#### [Aim of the exercise]
Please list all lines of the material below in which the string "obstruktiv" occurs.
# # #
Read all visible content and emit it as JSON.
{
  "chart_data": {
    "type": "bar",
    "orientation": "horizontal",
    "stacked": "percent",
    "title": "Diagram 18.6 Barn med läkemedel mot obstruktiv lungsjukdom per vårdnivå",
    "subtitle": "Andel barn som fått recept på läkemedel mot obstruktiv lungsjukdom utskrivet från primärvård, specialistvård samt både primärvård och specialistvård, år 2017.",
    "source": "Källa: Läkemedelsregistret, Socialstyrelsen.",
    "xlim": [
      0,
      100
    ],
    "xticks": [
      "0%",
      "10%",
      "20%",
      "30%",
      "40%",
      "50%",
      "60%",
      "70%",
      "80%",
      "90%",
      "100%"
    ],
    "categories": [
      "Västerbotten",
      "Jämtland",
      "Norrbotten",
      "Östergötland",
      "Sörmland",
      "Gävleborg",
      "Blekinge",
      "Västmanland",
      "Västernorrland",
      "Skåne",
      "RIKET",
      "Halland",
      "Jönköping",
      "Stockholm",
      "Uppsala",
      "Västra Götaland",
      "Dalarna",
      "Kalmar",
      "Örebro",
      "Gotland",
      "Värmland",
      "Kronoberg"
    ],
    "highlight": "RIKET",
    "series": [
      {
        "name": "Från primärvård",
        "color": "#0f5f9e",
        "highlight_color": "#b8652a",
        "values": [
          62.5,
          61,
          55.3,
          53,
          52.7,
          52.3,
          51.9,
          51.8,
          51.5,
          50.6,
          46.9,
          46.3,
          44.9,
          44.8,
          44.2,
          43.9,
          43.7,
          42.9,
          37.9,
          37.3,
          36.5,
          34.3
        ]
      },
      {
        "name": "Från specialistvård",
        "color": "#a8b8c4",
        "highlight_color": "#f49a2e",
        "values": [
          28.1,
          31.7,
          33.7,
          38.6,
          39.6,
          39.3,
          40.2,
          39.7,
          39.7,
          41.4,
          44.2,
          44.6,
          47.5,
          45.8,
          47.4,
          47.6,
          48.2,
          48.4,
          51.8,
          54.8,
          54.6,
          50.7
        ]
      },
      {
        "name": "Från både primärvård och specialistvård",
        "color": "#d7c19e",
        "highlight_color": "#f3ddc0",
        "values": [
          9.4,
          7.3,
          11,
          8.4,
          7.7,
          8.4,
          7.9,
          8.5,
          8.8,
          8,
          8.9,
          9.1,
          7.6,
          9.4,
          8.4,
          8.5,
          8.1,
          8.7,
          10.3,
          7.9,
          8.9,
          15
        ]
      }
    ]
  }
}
# # #
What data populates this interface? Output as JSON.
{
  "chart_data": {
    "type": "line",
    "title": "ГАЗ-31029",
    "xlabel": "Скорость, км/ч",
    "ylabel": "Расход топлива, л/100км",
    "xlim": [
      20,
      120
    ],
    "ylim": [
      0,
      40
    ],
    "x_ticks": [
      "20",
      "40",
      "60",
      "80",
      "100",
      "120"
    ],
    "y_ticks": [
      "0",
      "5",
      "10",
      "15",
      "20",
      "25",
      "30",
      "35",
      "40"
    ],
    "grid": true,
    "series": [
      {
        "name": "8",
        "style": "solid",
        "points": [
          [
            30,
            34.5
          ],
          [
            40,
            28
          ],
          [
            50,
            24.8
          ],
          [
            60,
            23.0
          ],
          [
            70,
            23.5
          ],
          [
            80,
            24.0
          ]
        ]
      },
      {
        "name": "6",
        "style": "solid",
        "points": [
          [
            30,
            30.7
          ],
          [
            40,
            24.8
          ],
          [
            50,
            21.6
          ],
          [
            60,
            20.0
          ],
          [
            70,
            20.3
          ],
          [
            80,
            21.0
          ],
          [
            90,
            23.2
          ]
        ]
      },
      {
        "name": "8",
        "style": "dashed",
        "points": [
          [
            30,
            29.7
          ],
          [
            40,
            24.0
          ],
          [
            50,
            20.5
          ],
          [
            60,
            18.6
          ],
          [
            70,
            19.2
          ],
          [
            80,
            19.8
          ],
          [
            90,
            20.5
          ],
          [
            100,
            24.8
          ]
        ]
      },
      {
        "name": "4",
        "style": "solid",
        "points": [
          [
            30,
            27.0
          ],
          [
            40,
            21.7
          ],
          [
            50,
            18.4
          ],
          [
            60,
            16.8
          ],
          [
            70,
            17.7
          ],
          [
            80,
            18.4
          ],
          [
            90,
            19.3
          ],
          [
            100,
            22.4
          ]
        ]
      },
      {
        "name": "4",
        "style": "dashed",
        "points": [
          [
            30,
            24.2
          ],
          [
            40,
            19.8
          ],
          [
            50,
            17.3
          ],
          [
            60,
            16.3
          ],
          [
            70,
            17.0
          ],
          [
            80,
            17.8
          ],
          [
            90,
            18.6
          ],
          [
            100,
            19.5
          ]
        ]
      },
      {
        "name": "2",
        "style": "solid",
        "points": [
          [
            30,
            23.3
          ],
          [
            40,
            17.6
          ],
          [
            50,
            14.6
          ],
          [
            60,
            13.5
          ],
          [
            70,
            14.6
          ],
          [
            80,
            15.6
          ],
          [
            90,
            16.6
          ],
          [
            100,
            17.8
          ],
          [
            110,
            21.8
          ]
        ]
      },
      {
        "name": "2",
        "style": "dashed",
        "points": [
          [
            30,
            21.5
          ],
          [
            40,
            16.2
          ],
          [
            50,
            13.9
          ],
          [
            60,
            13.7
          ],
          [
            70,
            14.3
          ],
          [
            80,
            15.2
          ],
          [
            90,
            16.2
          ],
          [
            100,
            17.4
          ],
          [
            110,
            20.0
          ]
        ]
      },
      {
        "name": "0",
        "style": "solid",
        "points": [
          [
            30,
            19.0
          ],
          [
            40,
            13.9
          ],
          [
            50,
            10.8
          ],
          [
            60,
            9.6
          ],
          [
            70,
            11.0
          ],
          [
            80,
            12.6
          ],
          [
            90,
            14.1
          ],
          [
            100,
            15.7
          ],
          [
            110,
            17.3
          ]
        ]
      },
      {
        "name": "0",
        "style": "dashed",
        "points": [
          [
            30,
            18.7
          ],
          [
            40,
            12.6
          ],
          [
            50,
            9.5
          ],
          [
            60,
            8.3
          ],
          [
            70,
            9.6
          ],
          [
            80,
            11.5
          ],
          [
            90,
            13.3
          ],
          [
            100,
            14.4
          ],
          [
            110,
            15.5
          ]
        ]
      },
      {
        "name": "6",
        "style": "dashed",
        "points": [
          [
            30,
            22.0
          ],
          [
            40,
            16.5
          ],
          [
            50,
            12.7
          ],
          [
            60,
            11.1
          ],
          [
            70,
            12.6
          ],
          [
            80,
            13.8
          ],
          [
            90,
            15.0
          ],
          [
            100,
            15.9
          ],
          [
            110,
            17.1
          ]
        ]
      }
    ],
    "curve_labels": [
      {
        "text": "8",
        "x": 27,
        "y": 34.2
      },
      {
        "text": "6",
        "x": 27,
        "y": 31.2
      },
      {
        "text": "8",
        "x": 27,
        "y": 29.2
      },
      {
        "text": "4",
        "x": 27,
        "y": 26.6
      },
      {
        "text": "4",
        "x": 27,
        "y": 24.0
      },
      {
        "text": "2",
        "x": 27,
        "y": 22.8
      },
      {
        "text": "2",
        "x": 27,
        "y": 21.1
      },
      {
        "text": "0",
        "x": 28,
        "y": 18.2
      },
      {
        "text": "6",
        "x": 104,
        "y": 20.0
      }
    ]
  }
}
# # #
#### [Exercise answer]
    "title": "Diagram 18.6 Barn med läkemedel mot obstruktiv lungsjukdom per vårdnivå",
    "subtitle": "Andel barn som fått recept på läkemedel mot obstruktiv lungsjukdom utskrivet från primärvård, specialistvård samt både primärvård och specialistvård, år 2017.",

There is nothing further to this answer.